(Annotated element data)

..........

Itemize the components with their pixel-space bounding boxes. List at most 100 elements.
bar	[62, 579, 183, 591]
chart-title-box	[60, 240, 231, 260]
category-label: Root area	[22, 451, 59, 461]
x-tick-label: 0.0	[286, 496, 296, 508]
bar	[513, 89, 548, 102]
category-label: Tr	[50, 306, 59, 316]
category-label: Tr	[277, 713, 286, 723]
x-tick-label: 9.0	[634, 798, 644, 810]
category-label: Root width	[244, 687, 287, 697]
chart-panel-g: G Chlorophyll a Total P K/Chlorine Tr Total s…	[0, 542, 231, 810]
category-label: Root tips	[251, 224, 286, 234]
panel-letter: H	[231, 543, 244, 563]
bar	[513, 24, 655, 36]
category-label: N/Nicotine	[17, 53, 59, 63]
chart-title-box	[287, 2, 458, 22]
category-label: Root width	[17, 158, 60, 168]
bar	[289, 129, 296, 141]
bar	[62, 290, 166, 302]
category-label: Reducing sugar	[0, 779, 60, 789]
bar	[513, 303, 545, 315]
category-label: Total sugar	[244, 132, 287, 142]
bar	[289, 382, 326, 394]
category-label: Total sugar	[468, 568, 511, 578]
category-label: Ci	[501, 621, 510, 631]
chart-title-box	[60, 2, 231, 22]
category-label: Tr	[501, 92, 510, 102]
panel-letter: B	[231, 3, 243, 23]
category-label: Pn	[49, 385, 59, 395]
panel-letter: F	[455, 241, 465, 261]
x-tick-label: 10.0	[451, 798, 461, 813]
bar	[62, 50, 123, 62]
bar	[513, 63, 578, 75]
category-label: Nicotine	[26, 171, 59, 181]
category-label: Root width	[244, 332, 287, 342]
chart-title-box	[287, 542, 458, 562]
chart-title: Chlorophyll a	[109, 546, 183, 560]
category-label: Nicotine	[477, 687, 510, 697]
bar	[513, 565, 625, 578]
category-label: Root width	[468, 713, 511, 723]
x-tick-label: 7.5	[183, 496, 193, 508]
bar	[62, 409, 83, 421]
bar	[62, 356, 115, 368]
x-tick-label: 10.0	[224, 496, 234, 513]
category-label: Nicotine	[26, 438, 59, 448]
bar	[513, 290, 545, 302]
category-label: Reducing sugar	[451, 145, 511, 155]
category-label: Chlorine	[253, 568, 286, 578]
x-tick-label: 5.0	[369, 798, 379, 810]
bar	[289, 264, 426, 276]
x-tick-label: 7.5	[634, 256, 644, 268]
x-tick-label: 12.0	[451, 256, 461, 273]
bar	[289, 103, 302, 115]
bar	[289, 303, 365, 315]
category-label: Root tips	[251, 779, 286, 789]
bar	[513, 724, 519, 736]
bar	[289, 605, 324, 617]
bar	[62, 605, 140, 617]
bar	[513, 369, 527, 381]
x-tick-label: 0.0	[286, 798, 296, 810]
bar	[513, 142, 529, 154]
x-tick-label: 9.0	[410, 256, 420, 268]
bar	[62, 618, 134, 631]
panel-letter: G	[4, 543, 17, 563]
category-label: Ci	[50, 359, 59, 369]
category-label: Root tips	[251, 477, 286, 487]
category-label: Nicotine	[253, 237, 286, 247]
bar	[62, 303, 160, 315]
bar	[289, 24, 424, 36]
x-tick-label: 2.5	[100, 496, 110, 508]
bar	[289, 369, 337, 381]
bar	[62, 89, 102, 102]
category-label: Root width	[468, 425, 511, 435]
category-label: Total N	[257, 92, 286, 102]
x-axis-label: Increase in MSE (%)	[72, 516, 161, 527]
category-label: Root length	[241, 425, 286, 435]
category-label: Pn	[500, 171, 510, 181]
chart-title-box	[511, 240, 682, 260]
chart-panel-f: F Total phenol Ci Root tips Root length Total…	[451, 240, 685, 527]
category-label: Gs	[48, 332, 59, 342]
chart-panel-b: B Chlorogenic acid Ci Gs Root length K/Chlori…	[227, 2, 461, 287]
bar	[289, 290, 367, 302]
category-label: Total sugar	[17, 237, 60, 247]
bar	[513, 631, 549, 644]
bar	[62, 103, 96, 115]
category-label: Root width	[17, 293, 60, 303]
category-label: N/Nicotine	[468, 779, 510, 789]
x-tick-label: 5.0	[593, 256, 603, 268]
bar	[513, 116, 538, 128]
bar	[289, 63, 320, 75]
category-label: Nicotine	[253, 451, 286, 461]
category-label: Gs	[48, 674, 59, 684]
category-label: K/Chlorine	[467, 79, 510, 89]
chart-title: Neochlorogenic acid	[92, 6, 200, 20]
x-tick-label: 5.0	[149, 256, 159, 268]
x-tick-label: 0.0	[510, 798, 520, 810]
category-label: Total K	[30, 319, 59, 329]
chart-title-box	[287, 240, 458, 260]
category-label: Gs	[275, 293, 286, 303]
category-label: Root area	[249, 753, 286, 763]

..........

Short task. Rewrite every line of the data above as a numbered list, leaving out any blank lines.

Solution for this problem.
1. Itemize the components with their pixel-space bounding boxes. List at most 100 elements.
2. bar	[62, 579, 183, 591]
3. chart-title-box	[60, 240, 231, 260]
4. category-label: Root area	[22, 451, 59, 461]
5. x-tick-label: 0.0	[286, 496, 296, 508]
6. bar	[513, 89, 548, 102]
7. category-label: Tr	[50, 306, 59, 316]
8. category-label: Tr	[277, 713, 286, 723]
9. x-tick-label: 9.0	[634, 798, 644, 810]
10. category-label: Root width	[244, 687, 287, 697]
11. chart-panel-g: G Chlorophyll a Total P K/Chlorine Tr Total s…	[0, 542, 231, 810]
12. category-label: Root tips	[251, 224, 286, 234]
13. panel-letter: H	[231, 543, 244, 563]
14. bar	[513, 24, 655, 36]
15. category-label: N/Nicotine	[17, 53, 59, 63]
16. chart-title-box	[287, 2, 458, 22]
17. category-label: Root width	[17, 158, 60, 168]
18. bar	[289, 129, 296, 141]
19. bar	[62, 290, 166, 302]
20. category-label: Reducing sugar	[0, 779, 60, 789]
21. bar	[513, 303, 545, 315]
22. category-label: Total sugar	[244, 132, 287, 142]
23. bar	[289, 382, 326, 394]
24. category-label: Total sugar	[468, 568, 511, 578]
25. category-label: Ci	[501, 621, 510, 631]
26. chart-title-box	[60, 2, 231, 22]
27. category-label: Tr	[501, 92, 510, 102]
28. panel-letter: B	[231, 3, 243, 23]
29. category-label: Pn	[49, 385, 59, 395]
30. panel-letter: F	[455, 241, 465, 261]
31. x-tick-label: 10.0	[451, 798, 461, 813]
32. bar	[62, 50, 123, 62]
33. bar	[513, 63, 578, 75]
34. category-label: Nicotine	[26, 171, 59, 181]
35. category-label: Root width	[244, 332, 287, 342]
36. chart-title-box	[287, 542, 458, 562]
37. chart-title: Chlorophyll a	[109, 546, 183, 560]
38. category-label: Nicotine	[477, 687, 510, 697]
39. bar	[513, 565, 625, 578]
40. category-label: Root width	[468, 713, 511, 723]
41. x-tick-label: 7.5	[183, 496, 193, 508]
42. bar	[62, 409, 83, 421]
43. bar	[62, 356, 115, 368]
44. x-tick-label: 10.0	[224, 496, 234, 513]
45. category-label: Nicotine	[26, 438, 59, 448]
46. bar	[513, 290, 545, 302]
47. category-label: Reducing sugar	[451, 145, 511, 155]
48. category-label: Chlorine	[253, 568, 286, 578]
49. x-tick-label: 5.0	[369, 798, 379, 810]
50. bar	[289, 264, 426, 276]
51. x-tick-label: 7.5	[634, 256, 644, 268]
52. x-tick-label: 12.0	[451, 256, 461, 273]
53. bar	[289, 103, 302, 115]
54. bar	[289, 303, 365, 315]
55. category-label: Root tips	[251, 779, 286, 789]
56. bar	[513, 724, 519, 736]
57. bar	[289, 605, 324, 617]
58. bar	[62, 605, 140, 617]
59. bar	[513, 369, 527, 381]
60. x-tick-label: 0.0	[286, 798, 296, 810]
61. bar	[513, 142, 529, 154]
62. x-tick-label: 9.0	[410, 256, 420, 268]
63. bar	[62, 618, 134, 631]
64. panel-letter: G	[4, 543, 17, 563]
65. category-label: Ci	[50, 359, 59, 369]
66. category-label: Root tips	[251, 477, 286, 487]
67. category-label: Nicotine	[253, 237, 286, 247]
68. bar	[62, 303, 160, 315]
69. bar	[289, 24, 424, 36]
70. x-tick-label: 2.5	[100, 496, 110, 508]
71. bar	[289, 369, 337, 381]
72. bar	[62, 89, 102, 102]
73. category-label: Root width	[468, 425, 511, 435]
74. category-label: Total N	[257, 92, 286, 102]
75. x-axis-label: Increase in MSE (%)	[72, 516, 161, 527]
76. category-label: Root length	[241, 425, 286, 435]
77. category-label: Pn	[500, 171, 510, 181]
78. chart-title-box	[511, 240, 682, 260]
79. chart-panel-f: F Total phenol Ci Root tips Root length Total…	[451, 240, 685, 527]
80. category-label: Gs	[48, 332, 59, 342]
81. chart-panel-b: B Chlorogenic acid Ci Gs Root length K/Chlori…	[227, 2, 461, 287]
82. bar	[289, 290, 367, 302]
83. category-label: Total sugar	[17, 237, 60, 247]
84. bar	[513, 631, 549, 644]
85. bar	[62, 103, 96, 115]
86. category-label: Root width	[17, 293, 60, 303]
87. category-label: N/Nicotine	[468, 779, 510, 789]
88. x-tick-label: 5.0	[593, 256, 603, 268]
89. bar	[513, 116, 538, 128]
90. bar	[289, 63, 320, 75]
91. category-label: Nicotine	[253, 451, 286, 461]
92. category-label: Gs	[48, 674, 59, 684]
93. category-label: K/Chlorine	[467, 79, 510, 89]
94. chart-title: Neochlorogenic acid	[92, 6, 200, 20]
95. x-tick-label: 5.0	[149, 256, 159, 268]
96. x-tick-label: 0.0	[510, 798, 520, 810]
97. category-label: Total K	[30, 319, 59, 329]
98. chart-title-box	[287, 240, 458, 260]
99. category-label: Gs	[275, 293, 286, 303]
100. category-label: Root area	[249, 753, 286, 763]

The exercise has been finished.